**EXERCISE BRIEF**
Copy out all the records exactly.

**EXERCISE MATERIALS**
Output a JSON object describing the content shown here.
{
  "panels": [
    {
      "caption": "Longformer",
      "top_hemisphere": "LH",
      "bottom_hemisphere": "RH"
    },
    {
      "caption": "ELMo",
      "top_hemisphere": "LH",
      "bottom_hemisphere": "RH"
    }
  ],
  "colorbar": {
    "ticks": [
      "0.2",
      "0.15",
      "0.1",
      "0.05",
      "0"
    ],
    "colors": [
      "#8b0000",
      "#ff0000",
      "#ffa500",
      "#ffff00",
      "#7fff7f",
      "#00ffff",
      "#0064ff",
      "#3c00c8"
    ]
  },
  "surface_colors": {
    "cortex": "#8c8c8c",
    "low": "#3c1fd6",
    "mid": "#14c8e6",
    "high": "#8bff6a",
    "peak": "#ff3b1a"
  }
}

**SOLUTION FOR THIS PROBLEM**
Output a JSON object describing the content shown here.
{
  "panels": [
    {
      "caption": "Longformer",
      "top_hemisphere": "LH",
      "bottom_hemisphere": "RH"
    },
    {
      "caption": "ELMo",
      "top_hemisphere": "LH",
      "bottom_hemisphere": "RH"
    }
  ],
  "colorbar": {
    "ticks": [
      "0.2",
      "0.15",
      "0.1",
      "0.05",
      "0"
    ],
    "colors": [
      "#8b0000",
      "#ff0000",
      "#ffa500",
      "#ffff00",
      "#7fff7f",
      "#00ffff",
      "#0064ff",
      "#3c00c8"
    ]
  },
  "surface_colors": {
    "cortex": "#8c8c8c",
    "low": "#3c1fd6",
    "mid": "#14c8e6",
    "high": "#8bff6a",
    "peak": "#ff3b1a"
  }
}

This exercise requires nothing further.